Task directions:
Pull every line that holds the word "this" from the entries.

Record excerpts:
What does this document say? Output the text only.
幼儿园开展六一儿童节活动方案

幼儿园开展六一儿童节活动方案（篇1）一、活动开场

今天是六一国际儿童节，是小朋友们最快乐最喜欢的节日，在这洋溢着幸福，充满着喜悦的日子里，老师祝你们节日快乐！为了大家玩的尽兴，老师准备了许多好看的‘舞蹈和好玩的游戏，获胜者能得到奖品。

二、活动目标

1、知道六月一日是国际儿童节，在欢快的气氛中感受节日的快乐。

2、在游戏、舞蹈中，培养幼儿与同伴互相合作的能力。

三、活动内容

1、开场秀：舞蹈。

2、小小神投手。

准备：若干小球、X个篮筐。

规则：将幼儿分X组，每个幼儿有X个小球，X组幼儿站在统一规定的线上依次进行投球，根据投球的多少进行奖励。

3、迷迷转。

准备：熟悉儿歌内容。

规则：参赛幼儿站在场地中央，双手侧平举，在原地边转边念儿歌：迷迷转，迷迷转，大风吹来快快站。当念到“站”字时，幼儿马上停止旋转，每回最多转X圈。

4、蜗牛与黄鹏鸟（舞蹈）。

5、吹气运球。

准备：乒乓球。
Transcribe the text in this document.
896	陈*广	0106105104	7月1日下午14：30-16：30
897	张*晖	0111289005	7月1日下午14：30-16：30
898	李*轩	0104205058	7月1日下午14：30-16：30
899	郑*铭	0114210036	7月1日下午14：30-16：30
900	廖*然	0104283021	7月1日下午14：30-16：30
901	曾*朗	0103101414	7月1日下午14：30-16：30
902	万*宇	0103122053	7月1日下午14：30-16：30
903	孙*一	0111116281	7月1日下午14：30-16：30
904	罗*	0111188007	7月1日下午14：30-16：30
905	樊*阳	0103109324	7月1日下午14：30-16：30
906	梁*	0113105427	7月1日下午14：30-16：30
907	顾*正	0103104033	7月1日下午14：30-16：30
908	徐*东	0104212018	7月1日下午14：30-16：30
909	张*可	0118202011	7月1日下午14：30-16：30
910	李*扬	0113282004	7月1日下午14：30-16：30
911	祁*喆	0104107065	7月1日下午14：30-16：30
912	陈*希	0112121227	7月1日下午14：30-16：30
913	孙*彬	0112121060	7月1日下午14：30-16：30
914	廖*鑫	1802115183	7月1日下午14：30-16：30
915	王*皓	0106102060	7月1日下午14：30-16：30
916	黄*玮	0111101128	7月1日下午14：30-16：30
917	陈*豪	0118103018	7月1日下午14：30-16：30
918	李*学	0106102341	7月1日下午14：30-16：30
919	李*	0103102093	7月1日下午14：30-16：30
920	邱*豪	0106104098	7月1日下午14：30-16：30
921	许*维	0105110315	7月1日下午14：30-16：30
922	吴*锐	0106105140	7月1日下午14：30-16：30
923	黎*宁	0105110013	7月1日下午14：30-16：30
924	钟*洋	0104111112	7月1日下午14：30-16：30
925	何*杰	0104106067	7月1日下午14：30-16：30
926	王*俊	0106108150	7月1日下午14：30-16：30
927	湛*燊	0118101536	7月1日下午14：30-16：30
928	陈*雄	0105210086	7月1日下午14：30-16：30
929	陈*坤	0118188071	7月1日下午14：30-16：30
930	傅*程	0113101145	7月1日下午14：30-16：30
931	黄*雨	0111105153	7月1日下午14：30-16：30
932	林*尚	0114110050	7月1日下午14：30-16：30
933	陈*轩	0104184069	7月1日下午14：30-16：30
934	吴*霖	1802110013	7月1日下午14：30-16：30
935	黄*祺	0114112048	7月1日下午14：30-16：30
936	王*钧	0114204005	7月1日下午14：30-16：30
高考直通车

Expected answer:
What does this document say? Output the text only.
Transcribe the text in this document.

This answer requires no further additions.